Copy every line of the listing that holds the string "name".

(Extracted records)
%%

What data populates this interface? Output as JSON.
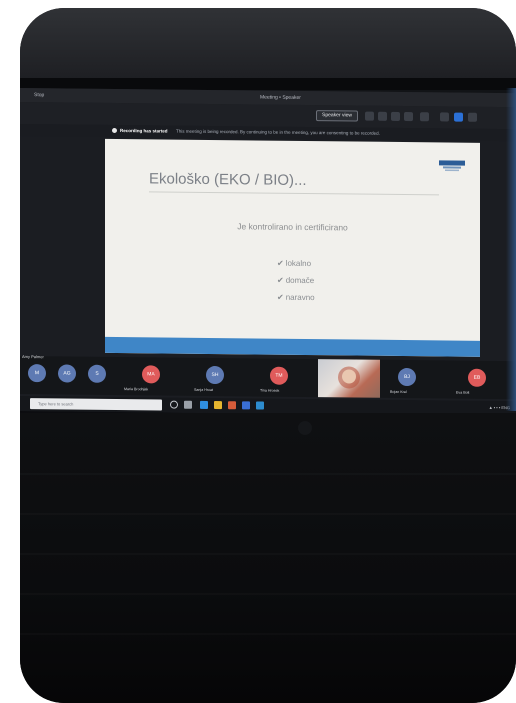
{
  "titlebar": {
    "app_label": "Stop",
    "window_title": "Meeting • Speaker"
  },
  "toolbar": {
    "view_label": "Speaker view"
  },
  "recording_banner": {
    "title": "Recording has started",
    "text": "This meeting is being recorded. By continuing to be in the meeting, you are consenting to be recorded."
  },
  "slide": {
    "title": "Ekološko (EKO / BIO)...",
    "subtitle": "Je kontrolirano in certificirano",
    "bullets": [
      "lokalno",
      "domače",
      "naravno"
    ],
    "bullet_mark": "✔"
  },
  "participants": {
    "left_label": "Amy Palmer",
    "people": [
      {
        "initials": "M",
        "name": ""
      },
      {
        "initials": "AG",
        "name": ""
      },
      {
        "initials": "S",
        "name": ""
      },
      {
        "initials": "MA",
        "name": "Maria Brodnjak"
      },
      {
        "initials": "SH",
        "name": "Sanja Hroat"
      },
      {
        "initials": "TM",
        "name": "Tina Hrosek"
      },
      {
        "initials": "BJ",
        "name": "Bojan Kral"
      },
      {
        "initials": "EB",
        "name": "Eva Bolt"
      }
    ]
  },
  "taskbar": {
    "search_placeholder": "Type here to search",
    "tray_text": "▲ • • • ENG"
  },
  "colors": {
    "slide_footer": "#3f86c7",
    "avatar_red": "#e05b5b",
    "avatar_grey": "#5e7ab3"
  }
}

%%

### Complete output
        "name": ""
        "name": ""
        "name": ""
        "name": "Maria Brodnjak"
        "name": "Sanja Hroat"
        "name": "Tina Hrosek"
        "name": "Bojan Kral"
        "name": "Eva Bolt"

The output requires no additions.